◆ **Problem to solve**:
In the data, extract each line that holds the string "JSON".
━━━━━━━━━━
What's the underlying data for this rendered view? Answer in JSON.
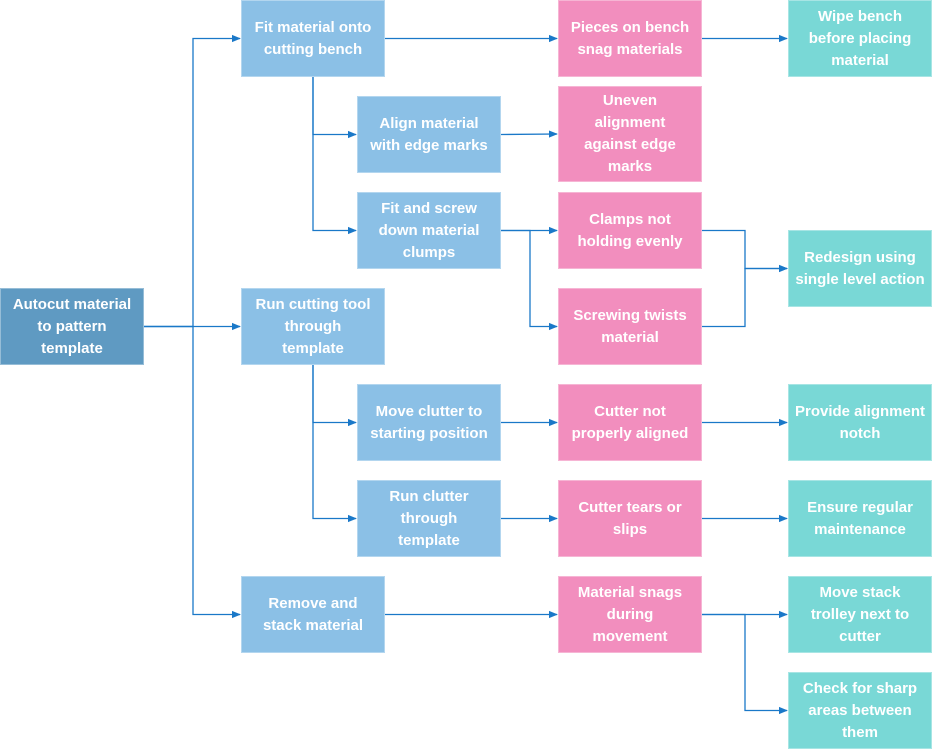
{
  "diagram": {
    "type": "cause-and-effect flow",
    "colors": {
      "root": "#5f9ac2",
      "step": "#8bc0e6",
      "cause": "#f28ebe",
      "fix": "#79d8d6",
      "connector": "#1a78c8"
    },
    "nodes": [
      {
        "id": "root",
        "kind": "root",
        "label": "Autocut material\nto pattern\ntemplate"
      },
      {
        "id": "fit-material",
        "kind": "step",
        "label": "Fit material onto\ncutting bench"
      },
      {
        "id": "align-material",
        "kind": "step",
        "label": "Align material\nwith edge marks"
      },
      {
        "id": "fit-screw",
        "kind": "step",
        "label": "Fit and screw\ndown material\nclumps"
      },
      {
        "id": "run-cutting-tool",
        "kind": "step",
        "label": "Run cutting tool\nthrough\ntemplate"
      },
      {
        "id": "move-clutter",
        "kind": "step",
        "label": "Move clutter to\nstarting position"
      },
      {
        "id": "run-clutter",
        "kind": "step",
        "label": "Run clutter\nthrough\ntemplate"
      },
      {
        "id": "remove-stack",
        "kind": "step",
        "label": "Remove and\nstack material"
      },
      {
        "id": "pieces-snag",
        "kind": "cause",
        "label": "Pieces on bench\nsnag materials"
      },
      {
        "id": "uneven-alignment",
        "kind": "cause",
        "label": "Uneven\nalignment\nagainst edge\nmarks"
      },
      {
        "id": "clamps-uneven",
        "kind": "cause",
        "label": "Clamps not\nholding evenly"
      },
      {
        "id": "screwing-twists",
        "kind": "cause",
        "label": "Screwing twists\nmaterial"
      },
      {
        "id": "cutter-misaligned",
        "kind": "cause",
        "label": "Cutter not\nproperly aligned"
      },
      {
        "id": "cutter-tears",
        "kind": "cause",
        "label": "Cutter tears or\nslips"
      },
      {
        "id": "material-snags",
        "kind": "cause",
        "label": "Material snags\nduring\nmovement"
      },
      {
        "id": "wipe-bench",
        "kind": "fix",
        "label": "Wipe bench\nbefore placing\nmaterial"
      },
      {
        "id": "redesign",
        "kind": "fix",
        "label": "Redesign using\nsingle level action"
      },
      {
        "id": "alignment-notch",
        "kind": "fix",
        "label": "Provide alignment\nnotch"
      },
      {
        "id": "regular-maintenance",
        "kind": "fix",
        "label": "Ensure regular\nmaintenance"
      },
      {
        "id": "move-trolley",
        "kind": "fix",
        "label": "Move stack\ntrolley next to\ncutter"
      },
      {
        "id": "check-sharp",
        "kind": "fix",
        "label": "Check for sharp\nareas between\nthem"
      }
    ],
    "edges": [
      {
        "from": "root",
        "to": "fit-material"
      },
      {
        "from": "root",
        "to": "run-cutting-tool"
      },
      {
        "from": "root",
        "to": "remove-stack"
      },
      {
        "from": "fit-material",
        "to": "align-material"
      },
      {
        "from": "fit-material",
        "to": "fit-screw"
      },
      {
        "from": "fit-material",
        "to": "pieces-snag"
      },
      {
        "from": "align-material",
        "to": "uneven-alignment"
      },
      {
        "from": "fit-screw",
        "to": "clamps-uneven"
      },
      {
        "from": "fit-screw",
        "to": "screwing-twists"
      },
      {
        "from": "clamps-uneven",
        "to": "redesign"
      },
      {
        "from": "screwing-twists",
        "to": "redesign"
      },
      {
        "from": "pieces-snag",
        "to": "wipe-bench"
      },
      {
        "from": "run-cutting-tool",
        "to": "move-clutter"
      },
      {
        "from": "run-cutting-tool",
        "to": "run-clutter"
      },
      {
        "from": "move-clutter",
        "to": "cutter-misaligned"
      },
      {
        "from": "cutter-misaligned",
        "to": "alignment-notch"
      },
      {
        "from": "run-clutter",
        "to": "cutter-tears"
      },
      {
        "from": "cutter-tears",
        "to": "regular-maintenance"
      },
      {
        "from": "remove-stack",
        "to": "material-snags"
      },
      {
        "from": "material-snags",
        "to": "move-trolley"
      },
      {
        "from": "material-snags",
        "to": "check-sharp"
      }
    ]
  }
}
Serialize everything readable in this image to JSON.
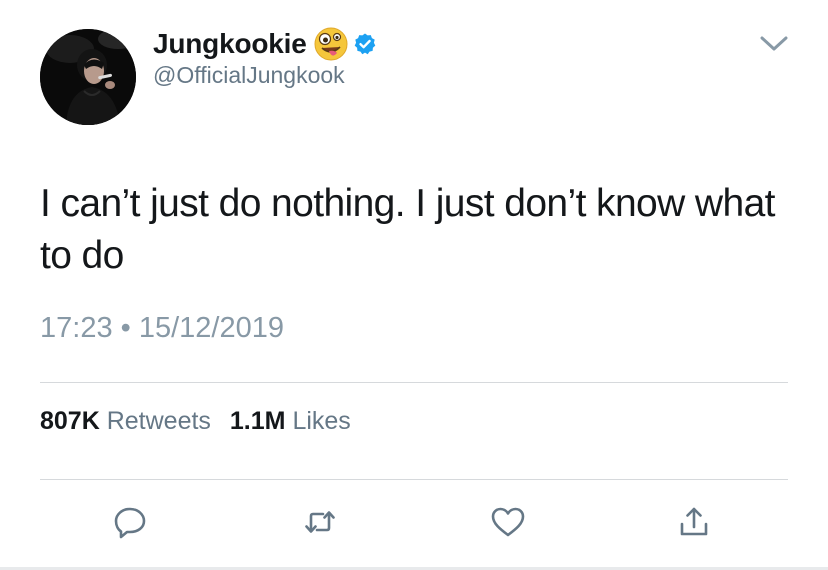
{
  "user": {
    "display_name": "Jungkookie",
    "emoji_icon": "zany-face-emoji",
    "verified_icon": "verified-badge-icon",
    "handle": "@OfficialJungkook"
  },
  "tweet": {
    "text": "I can’t just do nothing. I just don’t know what to do",
    "time": "17:23",
    "separator": "•",
    "date": "15/12/2019"
  },
  "stats": {
    "retweets_count": "807K",
    "retweets_label": "Retweets",
    "likes_count": "1.1M",
    "likes_label": "Likes"
  },
  "actions": {
    "icons": [
      "reply-icon",
      "retweet-icon",
      "like-icon",
      "share-icon"
    ]
  },
  "colors": {
    "text": "#14171a",
    "secondary": "#657786",
    "timestamp": "#8899a6",
    "verified": "#1da1f2",
    "divider": "#d6d9dc"
  }
}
━━━━━━━━━━
◆ **Output of the exercise**:
What's the underlying data for this rendered view? Answer in JSON.
Serialize everything readable in this image to JSON.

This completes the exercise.